[Records for the exercise]
===============

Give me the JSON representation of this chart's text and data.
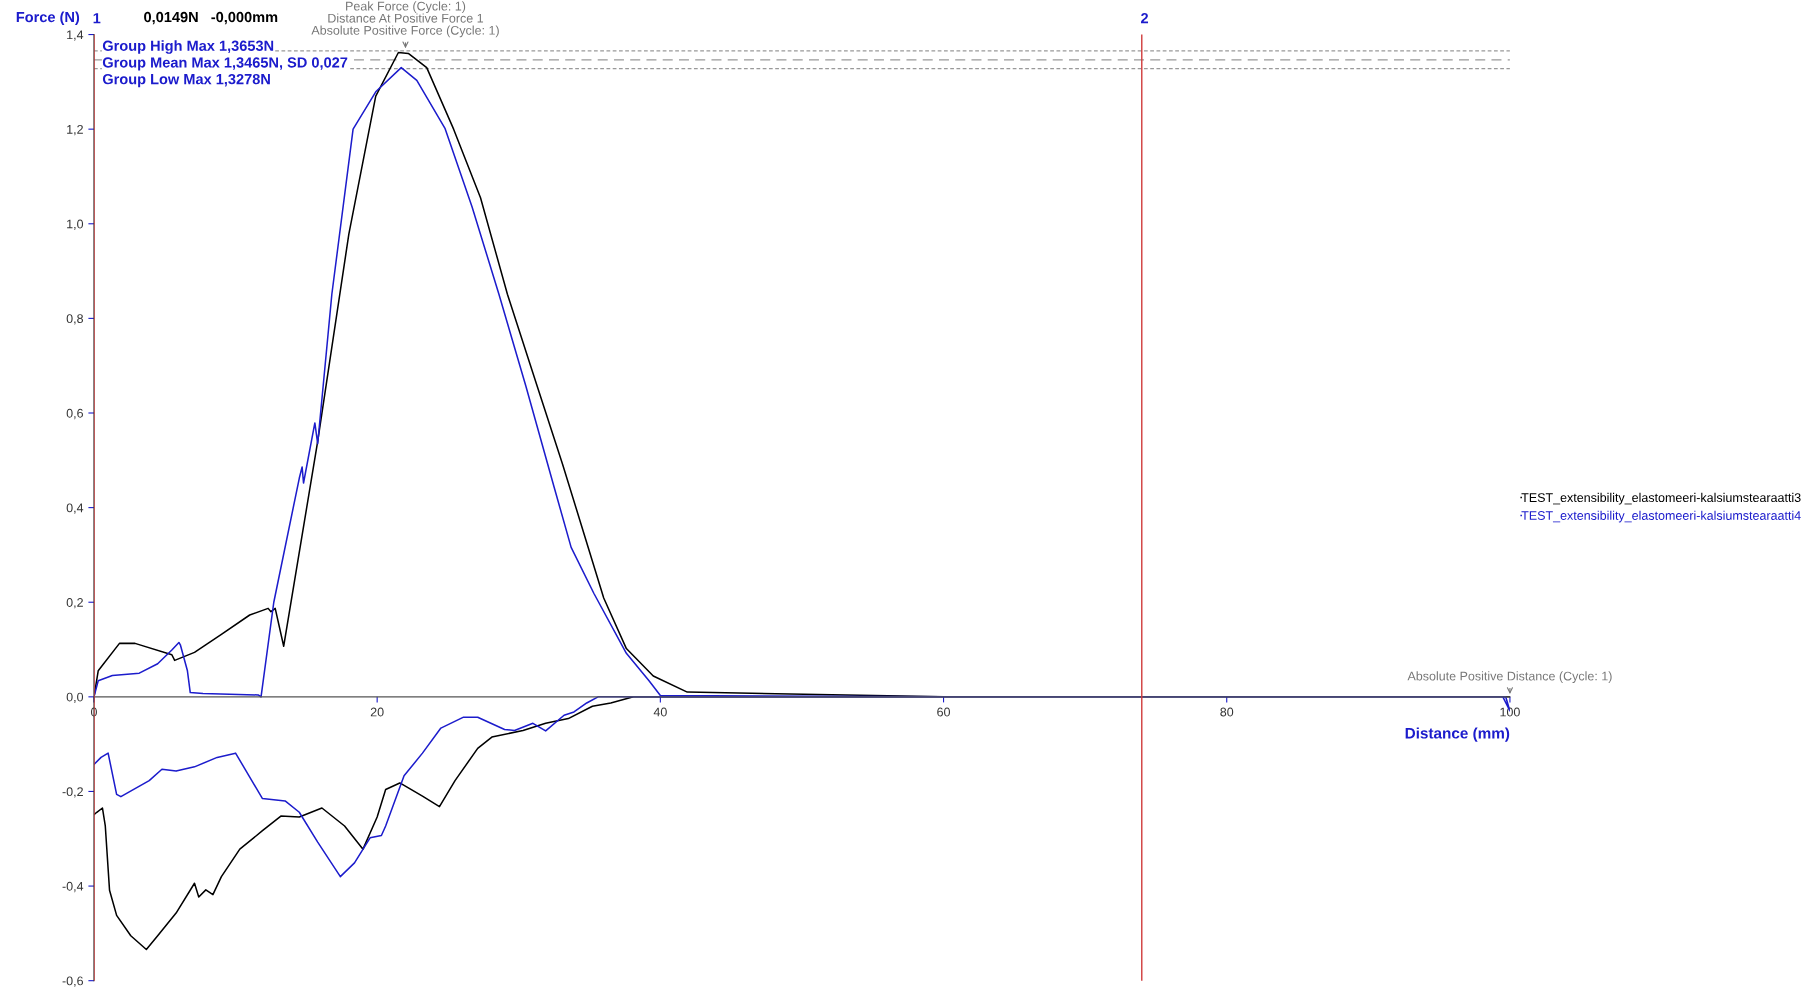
{
  "chart_data": {
    "type": "line",
    "xlabel": "Distance (mm)",
    "ylabel": "Force (N)",
    "xlim": [
      0,
      100
    ],
    "ylim": [
      -0.6,
      1.4
    ],
    "xticks": [
      0,
      20,
      40,
      60,
      80,
      100
    ],
    "yticks": [
      {
        "value": -0.6,
        "label": "-0,6"
      },
      {
        "value": -0.4,
        "label": "-0,4"
      },
      {
        "value": -0.2,
        "label": "-0,2"
      },
      {
        "value": 0,
        "label": "0,0"
      },
      {
        "value": 0.2,
        "label": "0,2"
      },
      {
        "value": 0.4,
        "label": "0,4"
      },
      {
        "value": 0.6,
        "label": "0,6"
      },
      {
        "value": 0.8,
        "label": "0,8"
      },
      {
        "value": 1.0,
        "label": "1,0"
      },
      {
        "value": 1.2,
        "label": "1,2"
      },
      {
        "value": 1.4,
        "label": "1,4"
      }
    ],
    "grid": false,
    "legend": "right",
    "marker": "none",
    "line_style": "solid",
    "series": [
      {
        "name": "TEST_extensibility_elastomeeri-kalsiumstearaatti3",
        "color": "#000000",
        "x": [
          0,
          0.3,
          1.8,
          2.9,
          5.5,
          5.7,
          7.1,
          9.0,
          11.0,
          12.3,
          12.5,
          12.8,
          13.4,
          15.8,
          18.0,
          19.9,
          21.5,
          22.2,
          23.5,
          25.4,
          27.3,
          29.2,
          31.2,
          33.1,
          34.4,
          36.0,
          37.6,
          39.5,
          41.9,
          60,
          80,
          100,
          80,
          60,
          38.1,
          36.5,
          35.2,
          33.5,
          31.9,
          30.3,
          28.1,
          27.1,
          25.5,
          24.4,
          23.2,
          21.6,
          20.6,
          20.0,
          19.0,
          17.7,
          16.1,
          14.5,
          13.2,
          11.9,
          10.3,
          9.0,
          8.4,
          7.9,
          7.4,
          7.1,
          5.8,
          4.5,
          3.7,
          2.6,
          1.6,
          1.1,
          0.8,
          0.6,
          0.2,
          0
        ],
        "values": [
          0,
          0.055,
          0.113,
          0.113,
          0.089,
          0.077,
          0.094,
          0.132,
          0.173,
          0.187,
          0.18,
          0.187,
          0.107,
          0.54,
          0.978,
          1.27,
          1.362,
          1.36,
          1.33,
          1.2,
          1.055,
          0.851,
          0.666,
          0.491,
          0.365,
          0.209,
          0.102,
          0.044,
          0.01,
          0,
          0,
          0,
          0,
          0,
          0,
          -0.013,
          -0.02,
          -0.046,
          -0.056,
          -0.071,
          -0.085,
          -0.109,
          -0.177,
          -0.232,
          -0.21,
          -0.182,
          -0.196,
          -0.254,
          -0.322,
          -0.273,
          -0.235,
          -0.254,
          -0.252,
          -0.283,
          -0.322,
          -0.38,
          -0.418,
          -0.408,
          -0.423,
          -0.394,
          -0.457,
          -0.505,
          -0.534,
          -0.505,
          -0.462,
          -0.409,
          -0.273,
          -0.235,
          -0.244,
          -0.249
        ]
      },
      {
        "name": "TEST_extensibility_elastomeeri-kalsiumstearaatti4",
        "color": "#1c1ccc",
        "x": [
          0,
          0.3,
          1.3,
          3.2,
          4.5,
          5.5,
          6.0,
          6.1,
          6.6,
          6.8,
          7.7,
          11.6,
          11.8,
          12.7,
          14.5,
          14.7,
          14.8,
          15.6,
          15.8,
          16.8,
          18.3,
          19.9,
          21.7,
          22.8,
          24.8,
          26.7,
          28.6,
          30.5,
          32.5,
          33.7,
          35.3,
          37.6,
          39.2,
          40.0,
          60,
          80,
          99.5,
          100,
          99.7,
          80,
          60,
          35.6,
          34.8,
          33.9,
          33.2,
          31.9,
          31.0,
          29.7,
          29.0,
          27.1,
          26.1,
          24.5,
          23.2,
          21.9,
          20.6,
          20.3,
          19.5,
          18.4,
          17.4,
          15.8,
          14.5,
          13.5,
          11.9,
          10.0,
          8.7,
          7.1,
          5.8,
          4.8,
          3.9,
          1.9,
          1.6,
          1.0,
          0.5,
          0
        ],
        "values": [
          0,
          0.034,
          0.045,
          0.05,
          0.07,
          0.099,
          0.115,
          0.11,
          0.055,
          0.009,
          0.007,
          0.004,
          0,
          0.2,
          0.462,
          0.486,
          0.452,
          0.579,
          0.535,
          0.851,
          1.2,
          1.279,
          1.33,
          1.303,
          1.201,
          1.036,
          0.851,
          0.657,
          0.443,
          0.316,
          0.219,
          0.092,
          0.034,
          0.003,
          0,
          0,
          0,
          -0.03,
          0,
          0,
          0,
          0,
          -0.013,
          -0.032,
          -0.039,
          -0.072,
          -0.056,
          -0.071,
          -0.069,
          -0.043,
          -0.043,
          -0.066,
          -0.119,
          -0.167,
          -0.273,
          -0.293,
          -0.298,
          -0.351,
          -0.38,
          -0.307,
          -0.244,
          -0.22,
          -0.215,
          -0.119,
          -0.128,
          -0.148,
          -0.157,
          -0.153,
          -0.177,
          -0.211,
          -0.206,
          -0.119,
          -0.128,
          -0.143
        ]
      }
    ],
    "ref_lines": [
      {
        "axis": "y",
        "value": 1.3653,
        "label": "Group High Max 1,3653N",
        "color": "#999999",
        "line_style": "dotted"
      },
      {
        "axis": "y",
        "value": 1.3465,
        "label": "Group Mean Max 1,3465N, SD 0,027",
        "color": "#999999",
        "line_style": "dashed"
      },
      {
        "axis": "y",
        "value": 1.3278,
        "label": "Group Low Max 1,3278N",
        "color": "#999999",
        "line_style": "dotted"
      },
      {
        "axis": "x",
        "value": 0,
        "color": "#d03a3a",
        "line_style": "solid"
      },
      {
        "axis": "x",
        "value": 74,
        "color": "#d03a3a",
        "line_style": "solid"
      }
    ],
    "annotations": [
      "0,0149N   -0,000mm",
      {
        "text": "1",
        "x": 0,
        "y": 1.4
      },
      {
        "text": "2",
        "x": 74,
        "y": 1.4
      },
      {
        "text": "Peak Force (Cycle: 1)\nDistance At Positive Force 1\nAbsolute Positive Force (Cycle: 1)",
        "x": 22,
        "y": 1.365
      },
      {
        "text": "Absolute Positive Distance (Cycle: 1)",
        "x": 100,
        "y": 0
      }
    ]
  }
}
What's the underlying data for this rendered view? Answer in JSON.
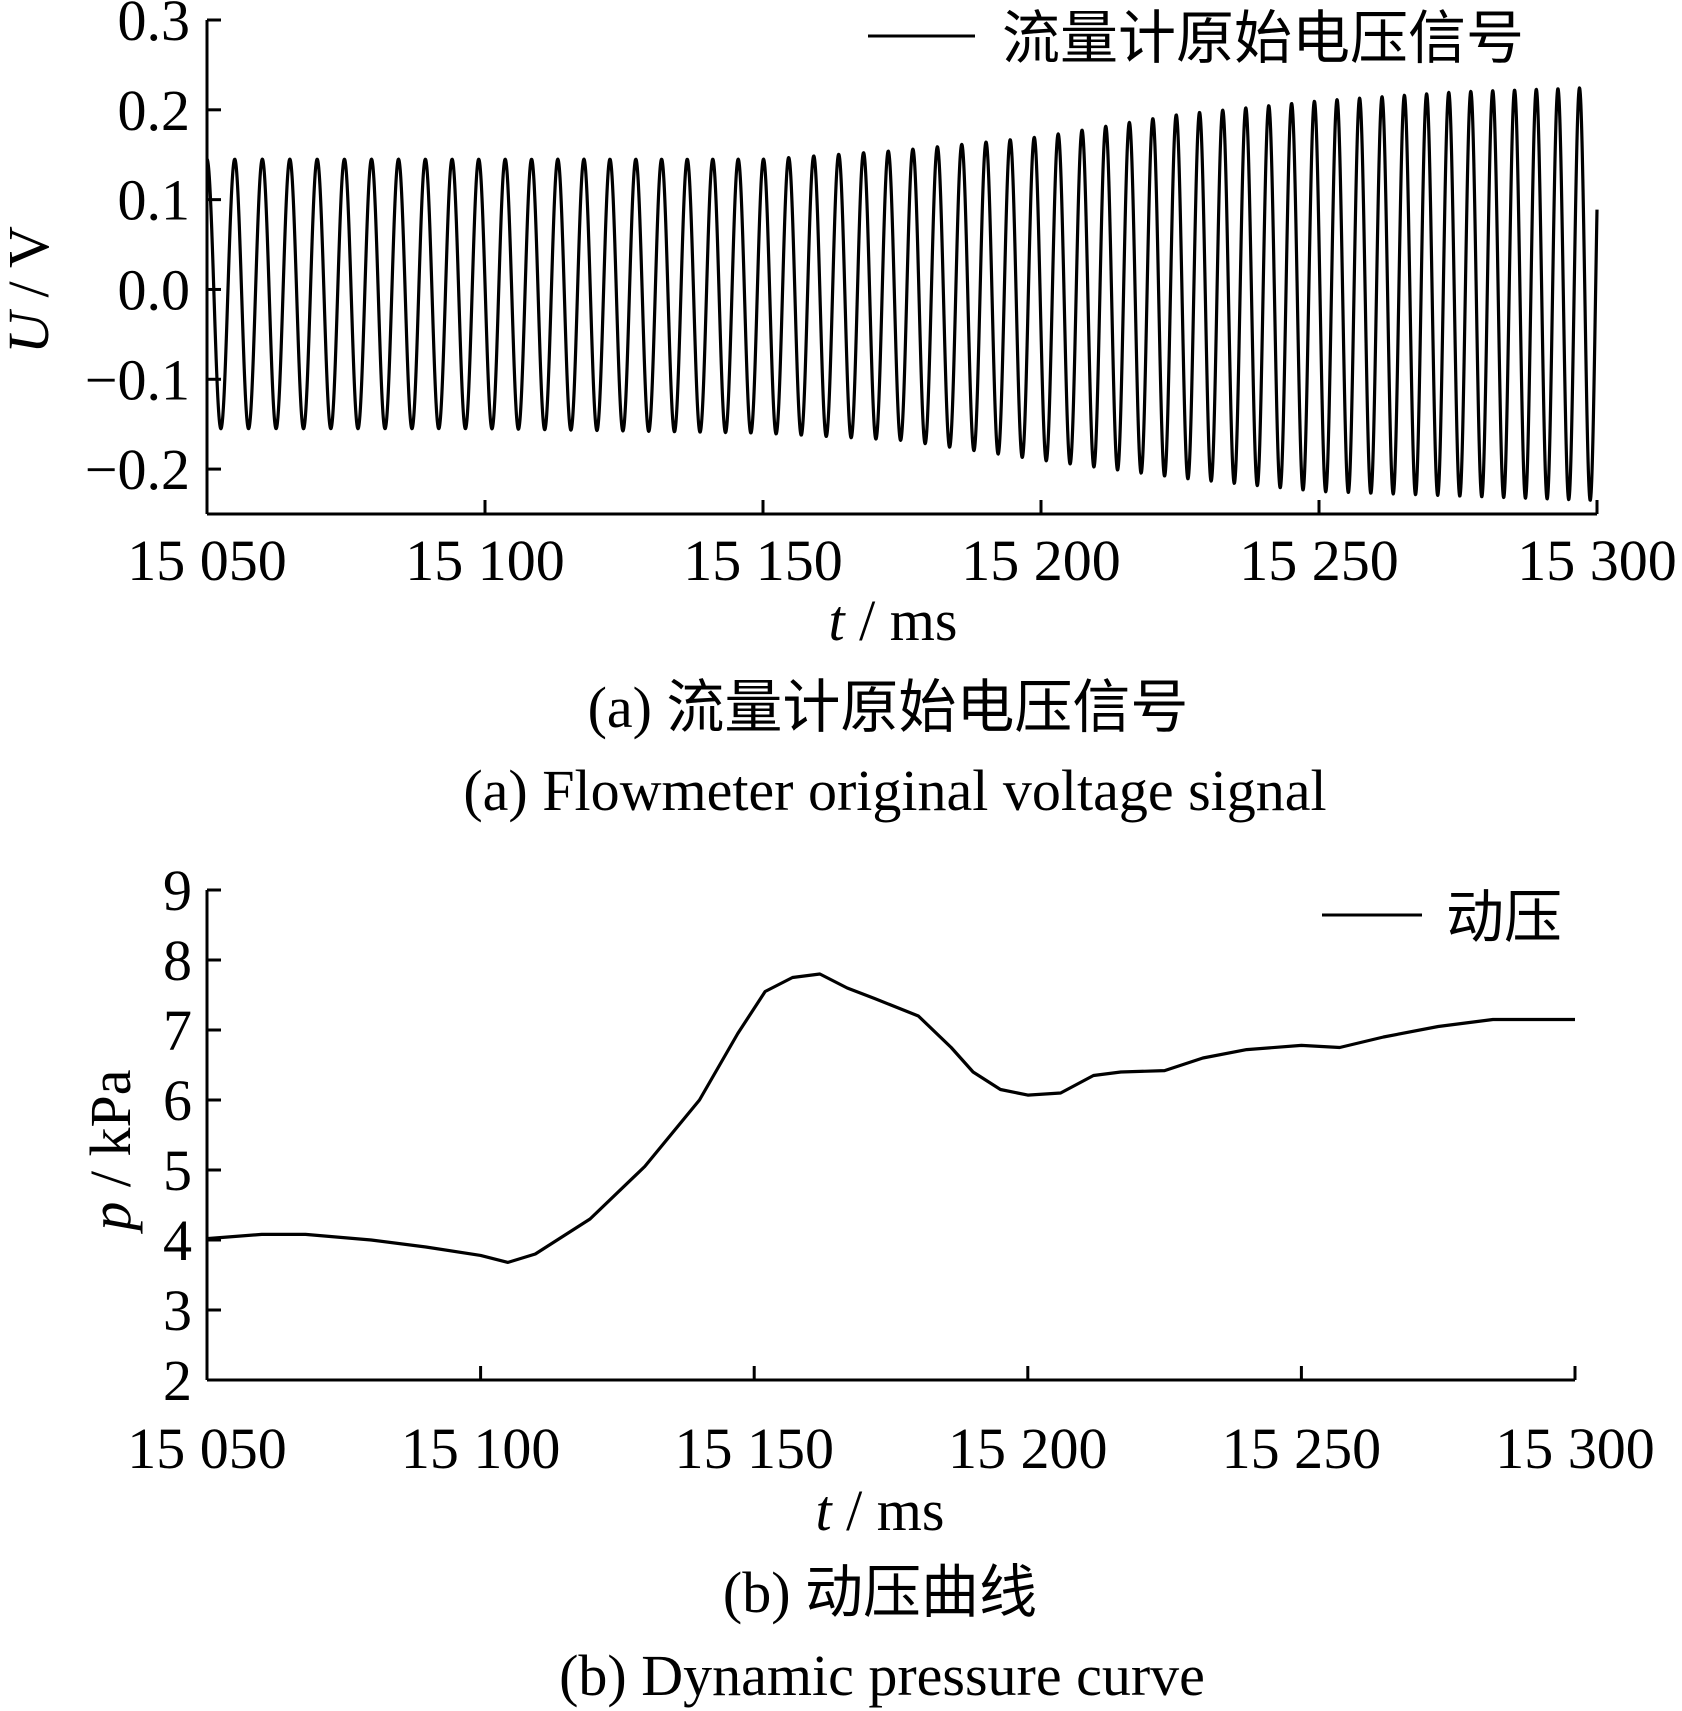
{
  "chart_data": [
    {
      "type": "line",
      "id": "a",
      "xlabel": {
        "var": "t",
        "unit": " / ms"
      },
      "ylabel": {
        "var": "U",
        "unit": " / V"
      },
      "xlim": [
        15050,
        15300
      ],
      "ylim": [
        -0.25,
        0.3
      ],
      "x_ticks": [
        15050,
        15100,
        15150,
        15200,
        15250,
        15300
      ],
      "x_tick_labels": [
        "15 050",
        "15 100",
        "15 150",
        "15 200",
        "15 250",
        "15 300"
      ],
      "y_ticks": [
        -0.2,
        -0.1,
        0.0,
        0.1,
        0.2,
        0.3
      ],
      "y_tick_labels": [
        "−0.2",
        "−0.1",
        "0.0",
        "0.1",
        "0.2",
        "0.3"
      ],
      "legend": {
        "position": "top-right"
      },
      "grid": false,
      "series": [
        {
          "name": "流量计原始电压信号",
          "color": "#000000",
          "style": "oscillation",
          "period_ms": [
            5.0,
            3.85
          ],
          "envelope": {
            "x": [
              15050,
              15100,
              15150,
              15175,
              15200,
              15225,
              15250,
              15275,
              15300
            ],
            "max": [
              0.145,
              0.145,
              0.145,
              0.155,
              0.17,
              0.195,
              0.21,
              0.22,
              0.225
            ],
            "min": [
              -0.155,
              -0.155,
              -0.16,
              -0.168,
              -0.19,
              -0.21,
              -0.225,
              -0.23,
              -0.235
            ]
          }
        }
      ],
      "caption_zh": "(a) 流量计原始电压信号",
      "caption_en": "(a) Flowmeter original voltage signal"
    },
    {
      "type": "line",
      "id": "b",
      "xlabel": {
        "var": "t",
        "unit": " / ms"
      },
      "ylabel": {
        "var": "p",
        "unit": " / kPa"
      },
      "xlim": [
        15050,
        15300
      ],
      "ylim": [
        2,
        9
      ],
      "x_ticks": [
        15050,
        15100,
        15150,
        15200,
        15250,
        15300
      ],
      "x_tick_labels": [
        "15 050",
        "15 100",
        "15 150",
        "15 200",
        "15 250",
        "15 300"
      ],
      "y_ticks": [
        2,
        3,
        4,
        5,
        6,
        7,
        8,
        9
      ],
      "y_tick_labels": [
        "2",
        "3",
        "4",
        "5",
        "6",
        "7",
        "8",
        "9"
      ],
      "legend": {
        "position": "top-right"
      },
      "grid": false,
      "series": [
        {
          "name": "动压",
          "color": "#000000",
          "x": [
            15050,
            15060,
            15068,
            15080,
            15090,
            15100,
            15105,
            15110,
            15120,
            15130,
            15140,
            15147,
            15152,
            15157,
            15162,
            15167,
            15172,
            15180,
            15186,
            15190,
            15195,
            15200,
            15206,
            15212,
            15217,
            15225,
            15232,
            15240,
            15250,
            15257,
            15265,
            15275,
            15285,
            15300
          ],
          "y": [
            4.02,
            4.08,
            4.08,
            4.0,
            3.9,
            3.78,
            3.68,
            3.8,
            4.3,
            5.05,
            6.0,
            6.95,
            7.55,
            7.75,
            7.8,
            7.6,
            7.45,
            7.2,
            6.75,
            6.4,
            6.15,
            6.07,
            6.1,
            6.35,
            6.4,
            6.42,
            6.6,
            6.72,
            6.78,
            6.75,
            6.9,
            7.05,
            7.15,
            7.15
          ]
        }
      ],
      "caption_zh": "(b) 动压曲线",
      "caption_en": "(b) Dynamic pressure curve"
    }
  ]
}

===============

[Exercise objective] Every line of the records that includes the word "name" should be gathered.

[Task response]
        "name": "TEST_extensibility_elastomeeri-kalsiumstearaatti3",
        "name": "TEST_extensibility_elastomeeri-kalsiumstearaatti4",
          "name": "流量计原始电压信号",
          "name": "动压",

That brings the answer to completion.